Aim: Going through the material below, please gather all lines with the word "label" in them.

Records provided:
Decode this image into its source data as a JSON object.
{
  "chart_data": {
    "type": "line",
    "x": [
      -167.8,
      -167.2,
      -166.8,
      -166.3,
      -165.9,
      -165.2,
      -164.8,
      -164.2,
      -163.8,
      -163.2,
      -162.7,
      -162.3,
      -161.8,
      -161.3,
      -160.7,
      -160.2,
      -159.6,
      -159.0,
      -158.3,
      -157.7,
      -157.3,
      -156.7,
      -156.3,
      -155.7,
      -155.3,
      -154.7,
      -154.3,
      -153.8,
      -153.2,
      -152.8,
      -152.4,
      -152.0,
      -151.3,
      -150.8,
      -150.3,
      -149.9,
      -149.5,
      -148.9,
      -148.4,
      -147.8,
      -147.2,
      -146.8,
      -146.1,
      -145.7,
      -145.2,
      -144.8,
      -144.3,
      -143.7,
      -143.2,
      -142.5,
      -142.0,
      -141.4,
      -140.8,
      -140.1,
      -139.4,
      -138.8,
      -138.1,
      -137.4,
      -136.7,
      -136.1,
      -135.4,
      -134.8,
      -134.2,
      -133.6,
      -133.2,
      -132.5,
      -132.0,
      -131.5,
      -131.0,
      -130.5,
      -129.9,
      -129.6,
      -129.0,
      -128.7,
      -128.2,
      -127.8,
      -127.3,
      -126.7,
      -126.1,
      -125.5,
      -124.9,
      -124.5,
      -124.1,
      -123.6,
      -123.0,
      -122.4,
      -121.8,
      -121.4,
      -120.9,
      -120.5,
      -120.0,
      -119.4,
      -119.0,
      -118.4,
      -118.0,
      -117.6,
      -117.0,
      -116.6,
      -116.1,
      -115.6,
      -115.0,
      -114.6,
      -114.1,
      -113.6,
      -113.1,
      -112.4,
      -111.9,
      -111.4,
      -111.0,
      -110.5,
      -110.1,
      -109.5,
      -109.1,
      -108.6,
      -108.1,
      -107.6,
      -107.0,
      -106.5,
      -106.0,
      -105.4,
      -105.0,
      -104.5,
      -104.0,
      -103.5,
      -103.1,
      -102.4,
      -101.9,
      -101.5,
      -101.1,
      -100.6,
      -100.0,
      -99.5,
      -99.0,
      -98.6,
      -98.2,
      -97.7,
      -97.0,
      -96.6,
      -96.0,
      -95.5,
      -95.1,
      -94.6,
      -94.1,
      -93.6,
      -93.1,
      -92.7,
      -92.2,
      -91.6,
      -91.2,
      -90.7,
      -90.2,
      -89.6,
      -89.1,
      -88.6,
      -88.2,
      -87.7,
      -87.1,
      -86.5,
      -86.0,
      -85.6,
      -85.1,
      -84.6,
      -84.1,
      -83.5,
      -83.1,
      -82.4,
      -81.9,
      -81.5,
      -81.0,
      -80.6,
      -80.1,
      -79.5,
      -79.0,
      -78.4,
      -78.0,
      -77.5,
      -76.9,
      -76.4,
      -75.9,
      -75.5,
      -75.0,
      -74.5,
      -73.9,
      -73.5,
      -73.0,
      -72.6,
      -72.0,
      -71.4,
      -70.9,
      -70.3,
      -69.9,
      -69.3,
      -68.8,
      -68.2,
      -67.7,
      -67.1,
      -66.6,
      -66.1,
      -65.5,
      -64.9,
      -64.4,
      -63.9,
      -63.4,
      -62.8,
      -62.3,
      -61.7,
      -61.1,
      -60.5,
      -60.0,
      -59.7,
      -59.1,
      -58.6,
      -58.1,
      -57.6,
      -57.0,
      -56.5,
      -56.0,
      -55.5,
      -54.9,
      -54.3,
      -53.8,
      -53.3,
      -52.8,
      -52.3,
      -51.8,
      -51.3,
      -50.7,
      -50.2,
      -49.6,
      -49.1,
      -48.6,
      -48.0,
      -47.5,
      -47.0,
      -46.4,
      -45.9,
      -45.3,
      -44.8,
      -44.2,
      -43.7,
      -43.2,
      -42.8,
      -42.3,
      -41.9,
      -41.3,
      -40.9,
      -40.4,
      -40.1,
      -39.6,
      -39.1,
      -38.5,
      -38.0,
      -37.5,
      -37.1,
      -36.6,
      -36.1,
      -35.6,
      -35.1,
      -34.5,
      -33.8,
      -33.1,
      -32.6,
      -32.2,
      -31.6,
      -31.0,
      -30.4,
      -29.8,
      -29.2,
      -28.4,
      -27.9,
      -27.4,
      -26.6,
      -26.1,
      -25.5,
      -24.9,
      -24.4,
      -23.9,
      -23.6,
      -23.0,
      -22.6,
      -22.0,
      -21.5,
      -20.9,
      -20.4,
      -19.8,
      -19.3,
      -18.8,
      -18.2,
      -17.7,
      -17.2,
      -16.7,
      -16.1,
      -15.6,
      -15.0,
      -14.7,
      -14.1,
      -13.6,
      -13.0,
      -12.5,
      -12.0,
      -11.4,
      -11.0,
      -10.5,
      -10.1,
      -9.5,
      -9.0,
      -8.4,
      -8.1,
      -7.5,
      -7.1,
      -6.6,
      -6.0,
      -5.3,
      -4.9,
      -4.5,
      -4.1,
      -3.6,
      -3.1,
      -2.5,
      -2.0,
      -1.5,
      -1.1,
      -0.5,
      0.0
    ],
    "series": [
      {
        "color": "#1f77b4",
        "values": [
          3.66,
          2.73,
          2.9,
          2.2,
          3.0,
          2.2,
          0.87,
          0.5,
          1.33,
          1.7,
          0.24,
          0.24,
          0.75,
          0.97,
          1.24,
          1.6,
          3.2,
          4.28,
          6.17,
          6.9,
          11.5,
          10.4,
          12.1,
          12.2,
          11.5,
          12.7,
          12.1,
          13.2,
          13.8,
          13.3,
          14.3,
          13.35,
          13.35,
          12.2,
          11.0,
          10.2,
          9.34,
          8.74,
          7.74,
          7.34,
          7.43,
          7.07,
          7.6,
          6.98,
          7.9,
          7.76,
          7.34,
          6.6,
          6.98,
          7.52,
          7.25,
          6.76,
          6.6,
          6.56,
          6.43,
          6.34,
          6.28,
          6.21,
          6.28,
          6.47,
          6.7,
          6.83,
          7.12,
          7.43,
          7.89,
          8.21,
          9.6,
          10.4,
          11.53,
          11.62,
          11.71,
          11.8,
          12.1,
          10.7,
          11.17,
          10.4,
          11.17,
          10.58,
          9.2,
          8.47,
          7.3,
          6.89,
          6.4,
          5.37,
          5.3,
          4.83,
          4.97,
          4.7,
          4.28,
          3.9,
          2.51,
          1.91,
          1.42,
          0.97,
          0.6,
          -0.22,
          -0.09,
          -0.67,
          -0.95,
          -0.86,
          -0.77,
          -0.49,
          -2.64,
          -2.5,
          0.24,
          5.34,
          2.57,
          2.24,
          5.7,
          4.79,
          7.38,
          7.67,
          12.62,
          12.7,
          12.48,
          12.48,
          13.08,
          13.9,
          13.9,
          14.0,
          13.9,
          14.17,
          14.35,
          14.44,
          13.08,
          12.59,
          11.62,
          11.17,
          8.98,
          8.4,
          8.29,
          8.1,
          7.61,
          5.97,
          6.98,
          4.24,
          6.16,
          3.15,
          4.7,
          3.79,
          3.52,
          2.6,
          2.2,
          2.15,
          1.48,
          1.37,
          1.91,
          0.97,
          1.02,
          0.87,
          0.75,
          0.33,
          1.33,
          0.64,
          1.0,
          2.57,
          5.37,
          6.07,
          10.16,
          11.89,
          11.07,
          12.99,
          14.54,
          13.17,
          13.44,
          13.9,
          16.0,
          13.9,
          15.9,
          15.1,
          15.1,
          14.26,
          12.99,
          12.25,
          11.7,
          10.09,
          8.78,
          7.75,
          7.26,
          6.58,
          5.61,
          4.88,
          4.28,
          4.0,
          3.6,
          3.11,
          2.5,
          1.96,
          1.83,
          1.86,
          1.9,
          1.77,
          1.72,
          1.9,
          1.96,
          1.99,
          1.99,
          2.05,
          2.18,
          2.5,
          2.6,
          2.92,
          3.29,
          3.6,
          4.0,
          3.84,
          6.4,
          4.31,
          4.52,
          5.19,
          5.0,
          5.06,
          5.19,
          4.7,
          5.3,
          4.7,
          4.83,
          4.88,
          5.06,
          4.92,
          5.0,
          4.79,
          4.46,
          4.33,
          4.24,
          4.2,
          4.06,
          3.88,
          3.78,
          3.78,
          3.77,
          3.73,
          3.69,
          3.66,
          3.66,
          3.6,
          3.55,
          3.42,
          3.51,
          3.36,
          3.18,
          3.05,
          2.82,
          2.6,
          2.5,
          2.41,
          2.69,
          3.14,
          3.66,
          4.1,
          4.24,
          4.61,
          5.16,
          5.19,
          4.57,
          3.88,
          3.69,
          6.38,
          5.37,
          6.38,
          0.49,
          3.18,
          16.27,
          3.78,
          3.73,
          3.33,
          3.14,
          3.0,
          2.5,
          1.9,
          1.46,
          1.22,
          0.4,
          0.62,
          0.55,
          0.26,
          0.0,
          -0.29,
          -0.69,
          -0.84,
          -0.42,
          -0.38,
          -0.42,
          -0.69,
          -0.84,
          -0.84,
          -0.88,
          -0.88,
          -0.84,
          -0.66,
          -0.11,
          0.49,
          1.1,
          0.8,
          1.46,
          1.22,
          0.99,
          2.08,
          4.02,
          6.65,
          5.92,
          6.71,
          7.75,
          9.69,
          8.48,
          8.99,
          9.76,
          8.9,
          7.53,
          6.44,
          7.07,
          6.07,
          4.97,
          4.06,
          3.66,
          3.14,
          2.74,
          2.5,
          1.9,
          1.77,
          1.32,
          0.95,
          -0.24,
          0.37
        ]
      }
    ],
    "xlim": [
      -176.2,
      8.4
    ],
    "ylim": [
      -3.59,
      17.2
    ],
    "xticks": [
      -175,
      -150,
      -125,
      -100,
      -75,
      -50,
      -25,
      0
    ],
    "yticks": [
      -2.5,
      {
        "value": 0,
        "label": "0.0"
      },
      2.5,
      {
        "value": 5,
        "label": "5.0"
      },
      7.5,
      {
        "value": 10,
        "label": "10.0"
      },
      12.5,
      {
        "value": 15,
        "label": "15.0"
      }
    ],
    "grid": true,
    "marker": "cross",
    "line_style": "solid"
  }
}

Task response:
        "label": "0.0"
        "label": "5.0"
        "label": "10.0"
        "label": "15.0"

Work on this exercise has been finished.